» Passage given:
The shortest code to invert bit-wise a binary string

  • Me thinks there aren't enough easy questions on here that beginners can attempt!



    The challenge: Given a random input string of 1's and 0's such as:



    10101110101010010100010001010110101001010


    Write the shortest code that outputs the bit-wise inverse like so:



    01010001010101101011101110101001010110101

  • J, 5 bytes


    Assumes the input string is in variable b.


    b='0'

    This does not do what it would do in most languages...



    The J comparison operator is just = (=: and =. are global and local assignment, respectively). However, = doesn't work like the normal == operator: it compares item-by-item. Keep in mind that an array is formed like this: 0 2 3 2 3 1 2 3 4. 2 = 0 2 3 2 3 1 2 3 4 gives 0 1 0 1 0 0 1 0 0 for example. This is similar for a string: 'a'='abcadcadda' doesn't just return 0, it returns 1 0 0 1 0 0 1 0 0 1 (This can be extrapolated to mean 0 with */, which basically means all.) In this case however, this behavior is excelent, since we want a string of ones and zeros, or true's and false's. Since J's bools are 1 and 0, this results in an array of 1's and 0's (They aren't strings, and every other character other than 1 would also result in 0 in this array.) This doesn't need printing: J automatically prints the result of an expression. I hope this was adequate explanation, if not, please ask for something that isn't yet clear in the comments. This answer also could've been '0'&= (or =&'0'), but I felt that b='0' was clearer.



    Would you mind explaining how this works? I looked up some docs for J but I can't figure it out.

    @Jarett There you go.

    I have tried J. Can't bend my mind to it. Guess I haven't found good docs. Here, have a +1 for being a madman.

    @TheRare I used 'Learning J' from the official J website. I still can't wrap my head around a lot of things, for example control structures and trains...

    And this is why I will never use J.

    @Qix As unreadable as J is, this one actually makes sense to me, and other languages that have operators that take a vector LHS and a scalar RHS do behave similarly.

    What? It doesn't return the right result, does it? The result should have been a text string (without spaces), but with my limited knowledge of J, I think this will return a boolean list with a display form of 0 1 0 1 0 ...

    The answer in J could also just be `-.`.

    This isn't allowed because you can't assume the input is stored in a certain variable. `=&'0'` works for the same number of bytes.

  • GolfScript, 5 bytes



    {1^}%


    Try it online.



    How it works




    • GolfScript reads the entire input from STDIN and places it on the stack as a string.


    • {}% goes through all characters in the string and executes the code block for all of them.


    • 1^ computes the exclusive OR of the characters ASCII code with 1. “0” corresponds to the ASCII code 48, “1” to ASCII code 49.



      Since 48 ^ 1 = 49 and 49 ^ 1 = 48, this turns 0's into 1's and 1's into 0's.


    • Once finished, GolfScript prints the modified string.



    Wait, _golfscript_?

    I had misinterpreted your question. Fixed now.

» Provided material:

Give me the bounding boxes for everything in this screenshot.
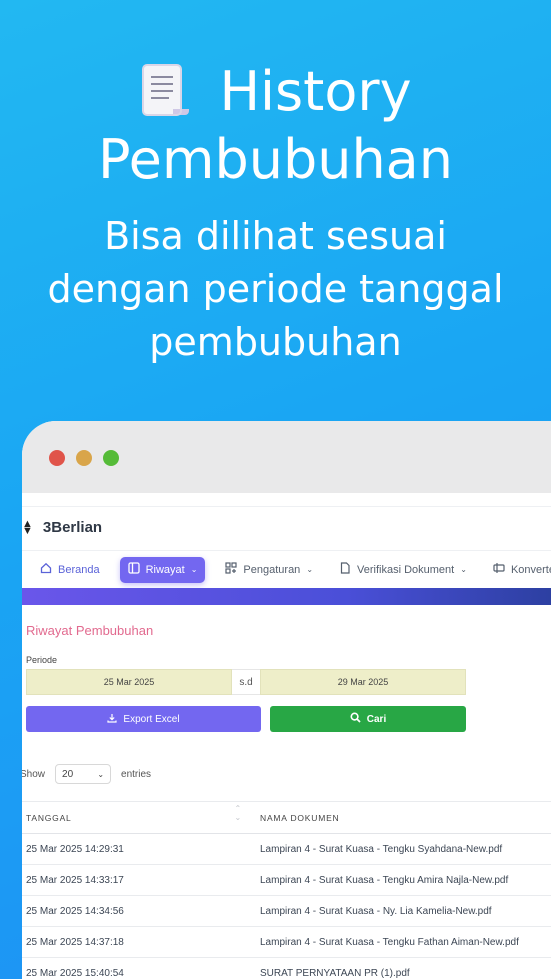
nav-label: Konverter (510, 563, 551, 576)
app-header: ▲ ▼ 3Berlian (22, 506, 551, 550)
search-icon (350, 712, 361, 726)
cell-nama-dokumen: Lampiran 4 - Surat Kuasa - Tengku Amira … (260, 874, 509, 886)
sort-arrows-icon: ▲ ▼ (22, 517, 33, 537)
cell-nama-dokumen: Lampiran 4 - Surat Kuasa - Tengku Fathan… (260, 936, 519, 948)
cell-tanggal: 25 Mar 2025 14:33:17 (26, 874, 124, 886)
layout-icon (127, 562, 140, 577)
nav-item-pengaturan[interactable]: Pengaturan ⌄ (219, 557, 319, 583)
period-label: Periode (26, 655, 58, 665)
hero-title-row: History (0, 60, 551, 124)
column-header-nama-dokumen[interactable]: NAMA DOKUMEN (260, 813, 551, 823)
date-from-input[interactable]: 25 Mar 2025 (26, 669, 232, 695)
nav-item-beranda[interactable]: Beranda (34, 557, 106, 583)
home-icon (40, 562, 52, 577)
show-label: Show (22, 768, 46, 780)
header-banner (22, 588, 551, 605)
cell-nama-dokumen: Lampiran 4 - Surat Kuasa - Ny. Lia Kamel… (260, 905, 492, 917)
nav-item-verifikasi[interactable]: Verifikasi Dokument ⌄ (333, 557, 473, 583)
convert-icon (493, 562, 505, 577)
hero-subtitle-line: Bisa dilihat sesuai (104, 214, 447, 258)
chevron-down-icon: ⌄ (460, 565, 467, 574)
hero-title-line2: Pembubuhan (97, 128, 453, 191)
nav-label: Pengaturan (243, 563, 301, 576)
chevron-down-icon: ⌄ (190, 565, 198, 574)
search-button[interactable]: Cari (270, 706, 466, 732)
cell-tanggal: 25 Mar 2025 14:37:18 (26, 936, 124, 948)
nav-label: Beranda (58, 563, 100, 576)
table-row[interactable]: 25 Mar 2025 14:34:56 Lampiran 4 - Surat … (22, 896, 551, 927)
chevron-down-icon: ⌄ (306, 565, 314, 574)
entries-select[interactable]: 20 ⌄ (55, 764, 112, 784)
history-table: TANGGAL ⌃ ⌄ NAMA DOKUMEN 25 Mar 2025 14:2… (22, 801, 551, 979)
download-icon (107, 713, 118, 726)
table-row[interactable]: 25 Mar 2025 14:37:18 Lampiran 4 - Surat … (22, 927, 551, 958)
export-label: Export Excel (123, 713, 180, 725)
table-row[interactable]: 25 Mar 2025 14:33:17 Lampiran 4 - Surat … (22, 865, 551, 896)
apps-icon (225, 562, 238, 577)
nav-label: Verifikasi Dokument (357, 563, 455, 576)
action-buttons: Export Excel Cari (26, 706, 466, 732)
search-label: Cari (366, 713, 387, 725)
sort-icon[interactable]: ⌃ ⌄ (234, 804, 242, 822)
cell-nama-dokumen: Lampiran 4 - Surat Kuasa - Tengku Syahda… (260, 843, 503, 855)
brand-name: 3Berlian (42, 519, 103, 536)
chevron-down-icon: ⌄ (97, 769, 105, 779)
date-to-input[interactable]: 29 Mar 2025 (260, 669, 466, 695)
date-separator: s.d (232, 669, 260, 695)
cell-tanggal: 25 Mar 2025 15:40:54 (26, 967, 124, 979)
table-row[interactable]: 25 Mar 2025 14:29:31 Lampiran 4 - Surat … (22, 834, 551, 865)
window-titlebar (22, 421, 551, 493)
nav-item-riwayat[interactable]: Riwayat ⌄ (119, 556, 206, 583)
cell-tanggal: 25 Mar 2025 14:34:56 (26, 905, 124, 917)
document-scroll-icon (139, 63, 191, 121)
nav-label: Riwayat (145, 563, 185, 576)
entries-value: 20 (62, 768, 74, 780)
column-header-tanggal[interactable]: TANGGAL ⌃ ⌄ (22, 804, 260, 823)
file-icon (339, 562, 351, 577)
page-title: Riwayat Pembubuhan (26, 623, 154, 638)
hero-title-line1: History (219, 60, 412, 123)
main-nav: Beranda Riwayat ⌄ Pengaturan ⌄ Verifikas… (22, 550, 551, 588)
column-label: TANGGAL (26, 812, 72, 823)
entries-control: Show 20 ⌄ entries (22, 764, 151, 784)
hero-subtitle-line: pembubuhan (149, 320, 402, 364)
nav-item-konverter[interactable]: Konverter (487, 557, 551, 583)
date-range: 25 Mar 2025 s.d 29 Mar 2025 (26, 669, 466, 695)
minimize-window-dot[interactable] (76, 450, 92, 466)
brand[interactable]: ▲ ▼ 3Berlian (22, 517, 103, 537)
table-header: TANGGAL ⌃ ⌄ NAMA DOKUMEN (22, 801, 551, 834)
hero-subtitle: Bisa dilihat sesuai dengan periode tangg… (0, 210, 551, 369)
hero-subtitle-line: dengan periode tanggal (47, 267, 504, 311)
entries-label: entries (121, 768, 152, 780)
maximize-window-dot[interactable] (103, 450, 119, 466)
table-row[interactable]: 25 Mar 2025 15:40:54 SURAT PERNYATAAN PR… (22, 958, 551, 979)
export-excel-button[interactable]: Export Excel (26, 706, 261, 732)
close-window-dot[interactable] (49, 450, 65, 466)
app-window: ▲ ▼ 3Berlian Beranda Riwayat ⌄ Pengaturan… (22, 421, 551, 979)
cell-nama-dokumen: SURAT PERNYATAAN PR (1).pdf (260, 967, 410, 979)
cell-tanggal: 25 Mar 2025 14:29:31 (26, 843, 124, 855)
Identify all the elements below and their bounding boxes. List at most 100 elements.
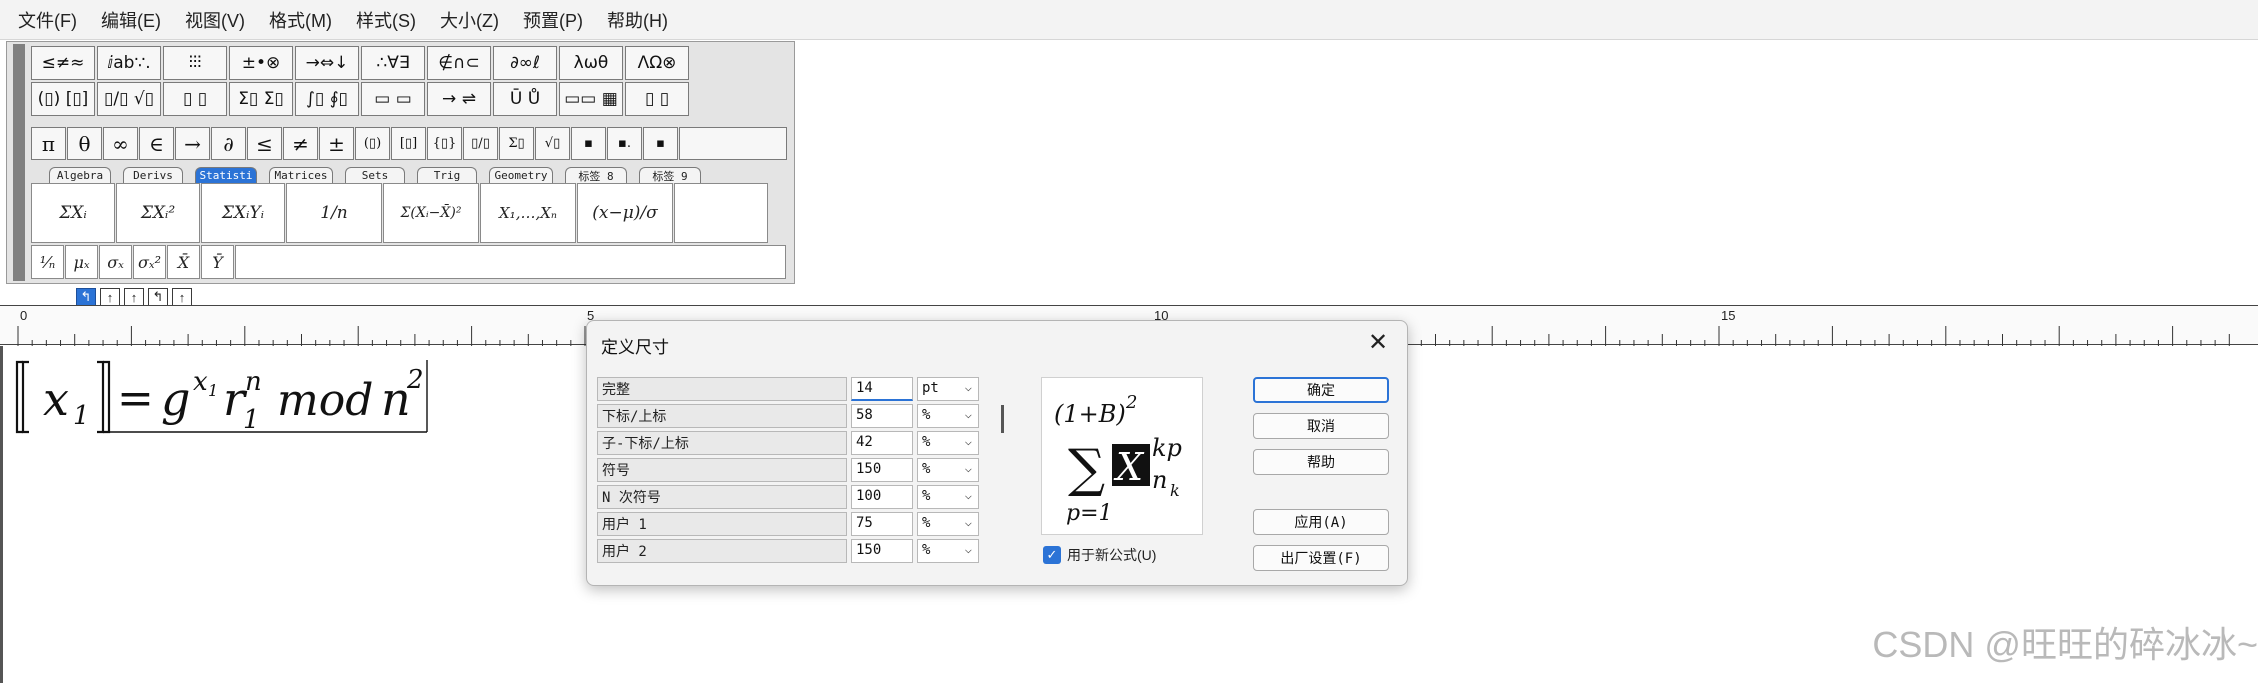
size-value-input[interactable]: 75 [851,512,913,536]
size-value-input[interactable]: 58 [851,404,913,428]
equation[interactable]: x 1 = g x 1 r 1 n mod n 2 [15,358,435,442]
greek-upper-palette-button[interactable]: ΛΩ⊗ [625,46,689,80]
close-icon[interactable]: ✕ [1363,327,1393,357]
tab-8[interactable]: 标签 8 [565,167,627,183]
mini-button-2[interactable]: ↑ [100,288,120,306]
size-value-input[interactable]: 150 [851,458,913,482]
mu-x-template[interactable]: μₓ [65,245,98,279]
menu-help[interactable]: 帮助(H) [595,7,680,33]
superscript-template-button[interactable]: ▪ [571,127,606,160]
use-for-new-equations-checkbox[interactable]: ✓ 用于新公式(U) [1043,545,1156,565]
theta-symbol-button[interactable]: θ [67,127,102,160]
size-name[interactable]: 子-下标/上标 [597,431,847,455]
x1-to-xn-template[interactable]: X₁,…,Xₙ [480,183,576,243]
matrices-palette-button[interactable]: ▭▭ ▦ [559,82,623,116]
menu-edit[interactable]: 编辑(E) [89,7,173,33]
sum-xiyi-template[interactable]: ΣXᵢYᵢ [201,183,285,243]
partial-symbol-button[interactable]: ∂ [211,127,246,160]
unit-select[interactable]: pt ⌵ [917,377,979,401]
size-name[interactable]: 完整 [597,377,847,401]
unit-select[interactable]: % ⌵ [917,512,979,536]
tab-9[interactable]: 标签 9 [639,167,701,183]
products-palette-button[interactable]: Ū Ů [493,82,557,116]
pi-symbol-button[interactable]: π [31,127,66,160]
sum-deviation-template[interactable]: Σ(Xᵢ−X̄)² [383,183,479,243]
z-score-template[interactable]: (x−μ)/σ [577,183,673,243]
tab-statistics[interactable]: Statisti [195,167,257,183]
tab-matrices[interactable]: Matrices [269,167,333,183]
sum-xi-template[interactable]: ΣXᵢ [31,183,115,243]
sum-template-button[interactable]: Σ▯ [499,127,534,160]
logic-palette-button[interactable]: ∴∀∃ [361,46,425,80]
summation-palette-button[interactable]: Σ▯ Σ▯ [229,82,293,116]
set-theory-palette-button[interactable]: ∉∩⊂ [427,46,491,80]
sub-sup-template-button[interactable]: ▪ [643,127,678,160]
menu-style[interactable]: 样式(S) [344,7,428,33]
one-over-n-template[interactable]: 1/n [286,183,382,243]
mini-button-1[interactable]: ↰ [76,288,96,306]
menu-format[interactable]: 格式(M) [257,7,344,33]
size-name[interactable]: N 次符号 [597,485,847,509]
size-value-input[interactable]: 14 [851,377,913,401]
menu-view[interactable]: 视图(V) [173,7,257,33]
sqrt-template-button[interactable]: √▯ [535,127,570,160]
menu-size[interactable]: 大小(Z) [428,7,511,33]
sum-xi-squared-template[interactable]: ΣXᵢ² [116,183,200,243]
mini-button-3[interactable]: ↑ [124,288,144,306]
scrollbar-thumb[interactable] [1001,405,1004,433]
help-button[interactable]: 帮助 [1253,449,1389,475]
sigma-x-squared-template[interactable]: σₓ² [133,245,166,279]
x-bar-template[interactable]: X̄ [167,245,200,279]
unit-select[interactable]: % ⌵ [917,485,979,509]
fractions-radicals-palette-button[interactable]: ▯/▯ √▯ [97,82,161,116]
size-value-input[interactable]: 42 [851,431,913,455]
size-value-input[interactable]: 100 [851,485,913,509]
boxes-palette-button[interactable]: ▯ ▯ [625,82,689,116]
operators-palette-button[interactable]: ±•⊗ [229,46,293,80]
table-scrollbar[interactable] [999,379,1005,569]
cancel-button[interactable]: 取消 [1253,413,1389,439]
leq-symbol-button[interactable]: ≤ [247,127,282,160]
tab-geometry[interactable]: Geometry [489,167,553,183]
tab-algebra[interactable]: Algebra [49,167,111,183]
size-name[interactable]: 符号 [597,458,847,482]
y-bar-template[interactable]: Ȳ [201,245,234,279]
size-name[interactable]: 用户 2 [597,539,847,563]
spaces-palette-button[interactable]: ⅈab∵. [97,46,161,80]
size-name[interactable]: 下标/上标 [597,404,847,428]
toolbar-grip[interactable] [13,44,25,281]
greek-lower-palette-button[interactable]: λωθ [559,46,623,80]
embellishments-palette-button[interactable]: ⫶⫶⫶ [163,46,227,80]
unit-select[interactable]: % ⌵ [917,404,979,428]
menu-preferences[interactable]: 预置(P) [511,7,595,33]
brackets-template-button[interactable]: [▯] [391,127,426,160]
element-of-symbol-button[interactable]: ∈ [139,127,174,160]
mini-button-5[interactable]: ↑ [172,288,192,306]
tab-sets[interactable]: Sets [345,167,405,183]
braces-template-button[interactable]: {▯} [427,127,462,160]
fraction-small-template[interactable]: ¹⁄ₙ [31,245,64,279]
plusminus-symbol-button[interactable]: ± [319,127,354,160]
menu-file[interactable]: 文件(F) [6,7,89,33]
subscript-template-button[interactable]: ▪. [607,127,642,160]
ok-button[interactable]: 确定 [1253,377,1389,403]
size-name[interactable]: 用户 1 [597,512,847,536]
tab-derivs[interactable]: Derivs [123,167,183,183]
labeled-arrows-palette-button[interactable]: → ⇌ [427,82,491,116]
infinity-symbol-button[interactable]: ∞ [103,127,138,160]
mini-button-4[interactable]: ↰ [148,288,168,306]
fraction-template-button[interactable]: ▯/▯ [463,127,498,160]
factory-settings-button[interactable]: 出厂设置(F) [1253,545,1389,571]
arrow-symbol-button[interactable]: → [175,127,210,160]
neq-symbol-button[interactable]: ≠ [283,127,318,160]
subscript-palette-button[interactable]: ▯ ▯ [163,82,227,116]
sigma-x-template[interactable]: σₓ [99,245,132,279]
fences-palette-button[interactable]: (▯) [▯] [31,82,95,116]
integrals-palette-button[interactable]: ∫▯ ∮▯ [295,82,359,116]
size-value-input[interactable]: 150 [851,539,913,563]
parens-template-button[interactable]: (▯) [355,127,390,160]
arrows-palette-button[interactable]: →⇔↓ [295,46,359,80]
tab-trig[interactable]: Trig [417,167,477,183]
misc-symbols-palette-button[interactable]: ∂∞ℓ [493,46,557,80]
unit-select[interactable]: % ⌵ [917,539,979,563]
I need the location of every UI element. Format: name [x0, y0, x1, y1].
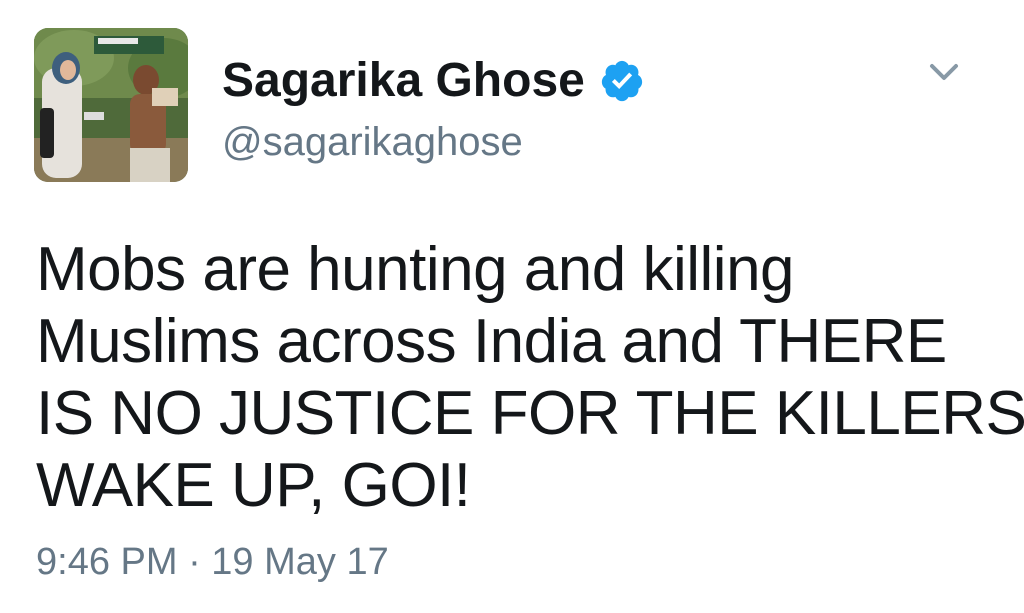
- author-handle[interactable]: @sagarikaghose: [222, 116, 523, 168]
- profile-photo-image: [34, 28, 188, 182]
- chevron-down-icon[interactable]: [924, 52, 964, 92]
- tweet-text-line: Muslims across India and THERE: [36, 307, 947, 376]
- verified-badge-icon: [599, 58, 645, 104]
- display-name-text[interactable]: Sagarika Ghose: [222, 52, 585, 110]
- author-display-name[interactable]: Sagarika Ghose: [222, 52, 645, 110]
- tweet-text: Mobs are hunting and killing Muslims acr…: [36, 234, 1024, 522]
- avatar[interactable]: [34, 28, 188, 182]
- tweet-card: Sagarika Ghose @sagarikaghose Mobs are h…: [0, 0, 1024, 613]
- tweet-text-line: IS NO JUSTICE FOR THE KILLERS!: [36, 379, 1024, 448]
- tweet-timestamp[interactable]: 9:46 PM · 19 May 17: [36, 538, 389, 586]
- tweet-text-line: WAKE UP, GOI!: [36, 451, 471, 520]
- tweet-text-line: Mobs are hunting and killing: [36, 235, 795, 304]
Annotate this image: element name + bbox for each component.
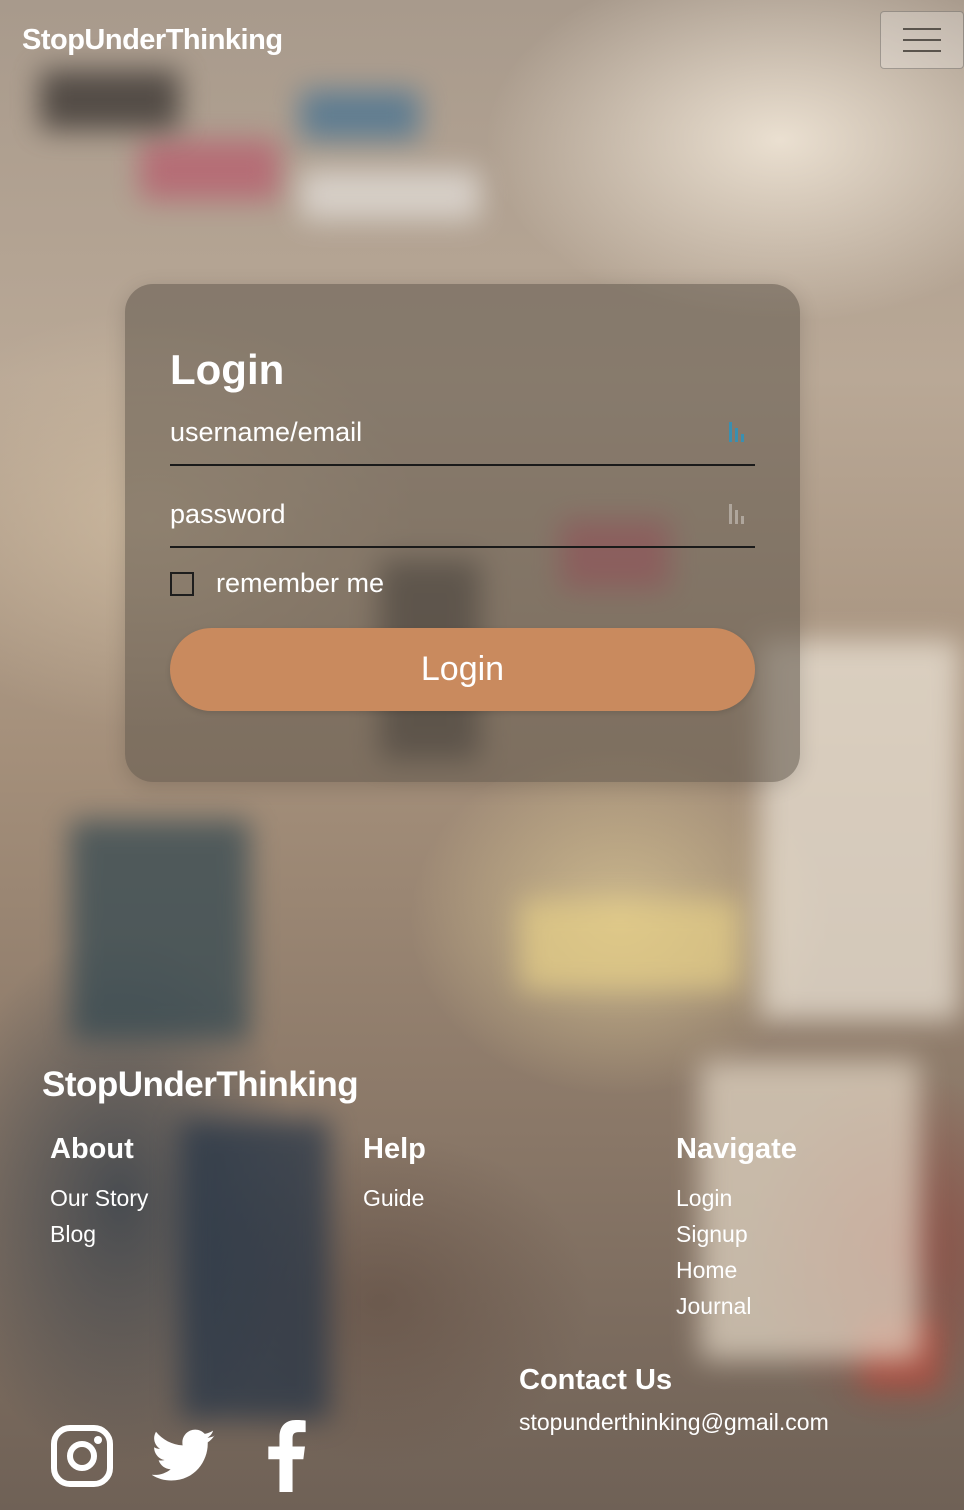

» Work instructions:
(A) Rewrite the code-golf thread between "I have tried" and "structures and trains...", inclusive, changing "madman" to "genius".
(B) Answer these from the code-golf thread:
(i) How many bytes does the GolfScript solution take?
(ii) Which ASCII code corresponds to the character "0"?
(iii) What resource did the J answerer use to learn J?
The records were taken from a separate source.

» Results of the tasks:
(A)
I have tried J. Can't bend my mind to it. Guess I haven't found good docs. Here, have a +1 for being a genius.

    @TheRare I used 'Learning J' from the official J website. I still can't wrap my head around a lot of things, for example control structures and trains...

(B)
(i) 5 bytes
(ii) 48
(iii) 'Learning J' from the official J website